▼▼▼

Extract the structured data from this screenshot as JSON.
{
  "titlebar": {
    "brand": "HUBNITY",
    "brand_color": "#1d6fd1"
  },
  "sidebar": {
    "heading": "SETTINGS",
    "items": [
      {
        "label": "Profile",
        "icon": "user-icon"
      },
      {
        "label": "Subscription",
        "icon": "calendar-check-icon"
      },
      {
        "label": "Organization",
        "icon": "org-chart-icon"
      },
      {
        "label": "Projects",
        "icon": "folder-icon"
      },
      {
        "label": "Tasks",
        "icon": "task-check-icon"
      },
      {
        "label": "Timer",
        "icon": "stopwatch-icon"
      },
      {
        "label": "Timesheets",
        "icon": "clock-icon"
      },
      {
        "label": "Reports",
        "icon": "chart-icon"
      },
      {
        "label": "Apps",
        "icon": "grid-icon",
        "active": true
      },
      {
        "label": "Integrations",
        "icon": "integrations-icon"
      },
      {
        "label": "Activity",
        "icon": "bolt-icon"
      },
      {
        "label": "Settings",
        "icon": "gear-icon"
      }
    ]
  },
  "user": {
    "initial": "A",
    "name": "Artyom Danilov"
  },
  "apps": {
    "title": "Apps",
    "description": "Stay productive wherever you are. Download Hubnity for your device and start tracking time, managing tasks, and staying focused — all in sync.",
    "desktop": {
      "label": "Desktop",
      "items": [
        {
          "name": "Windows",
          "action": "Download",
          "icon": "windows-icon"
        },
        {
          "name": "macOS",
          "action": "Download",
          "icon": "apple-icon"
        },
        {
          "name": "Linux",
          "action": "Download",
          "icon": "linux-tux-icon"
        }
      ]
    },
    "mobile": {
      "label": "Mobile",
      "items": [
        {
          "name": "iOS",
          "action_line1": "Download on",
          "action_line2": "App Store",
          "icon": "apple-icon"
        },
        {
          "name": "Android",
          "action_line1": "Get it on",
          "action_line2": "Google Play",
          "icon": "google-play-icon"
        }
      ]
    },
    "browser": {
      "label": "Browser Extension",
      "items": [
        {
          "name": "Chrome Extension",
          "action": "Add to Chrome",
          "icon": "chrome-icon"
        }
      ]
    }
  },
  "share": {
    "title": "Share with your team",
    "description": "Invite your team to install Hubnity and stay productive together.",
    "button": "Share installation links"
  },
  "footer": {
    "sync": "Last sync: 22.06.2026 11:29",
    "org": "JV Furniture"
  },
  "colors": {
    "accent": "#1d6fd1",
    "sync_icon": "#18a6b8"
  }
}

▲▲▲

• **WORK TO BE COMPLETED**
Repeat each of the entries above precisely as given.

• **FULL ANSWER**
Extract the structured data from this screenshot as JSON.
{
  "titlebar": {
    "brand": "HUBNITY",
    "brand_color": "#1d6fd1"
  },
  "sidebar": {
    "heading": "SETTINGS",
    "items": [
      {
        "label": "Profile",
        "icon": "user-icon"
      },
      {
        "label": "Subscription",
        "icon": "calendar-check-icon"
      },
      {
        "label": "Organization",
        "icon": "org-chart-icon"
      },
      {
        "label": "Projects",
        "icon": "folder-icon"
      },
      {
        "label": "Tasks",
        "icon": "task-check-icon"
      },
      {
        "label": "Timer",
        "icon": "stopwatch-icon"
      },
      {
        "label": "Timesheets",
        "icon": "clock-icon"
      },
      {
        "label": "Reports",
        "icon": "chart-icon"
      },
      {
        "label": "Apps",
        "icon": "grid-icon",
        "active": true
      },
      {
        "label": "Integrations",
        "icon": "integrations-icon"
      },
      {
        "label": "Activity",
        "icon": "bolt-icon"
      },
      {
        "label": "Settings",
        "icon": "gear-icon"
      }
    ]
  },
  "user": {
    "initial": "A",
    "name": "Artyom Danilov"
  },
  "apps": {
    "title": "Apps",
    "description": "Stay productive wherever you are. Download Hubnity for your device and start tracking time, managing tasks, and staying focused — all in sync.",
    "desktop": {
      "label": "Desktop",
      "items": [
        {
          "name": "Windows",
          "action": "Download",
          "icon": "windows-icon"
        },
        {
          "name": "macOS",
          "action": "Download",
          "icon": "apple-icon"
        },
        {
          "name": "Linux",
          "action": "Download",
          "icon": "linux-tux-icon"
        }
      ]
    },
    "mobile": {
      "label": "Mobile",
      "items": [
        {
          "name": "iOS",
          "action_line1": "Download on",
          "action_line2": "App Store",
          "icon": "apple-icon"
        },
        {
          "name": "Android",
          "action_line1": "Get it on",
          "action_line2": "Google Play",
          "icon": "google-play-icon"
        }
      ]
    },
    "browser": {
      "label": "Browser Extension",
      "items": [
        {
          "name": "Chrome Extension",
          "action": "Add to Chrome",
          "icon": "chrome-icon"
        }
      ]
    }
  },
  "share": {
    "title": "Share with your team",
    "description": "Invite your team to install Hubnity and stay productive together.",
    "button": "Share installation links"
  },
  "footer": {
    "sync": "Last sync: 22.06.2026 11:29",
    "org": "JV Furniture"
  },
  "colors": {
    "accent": "#1d6fd1",
    "sync_icon": "#18a6b8"
  }
}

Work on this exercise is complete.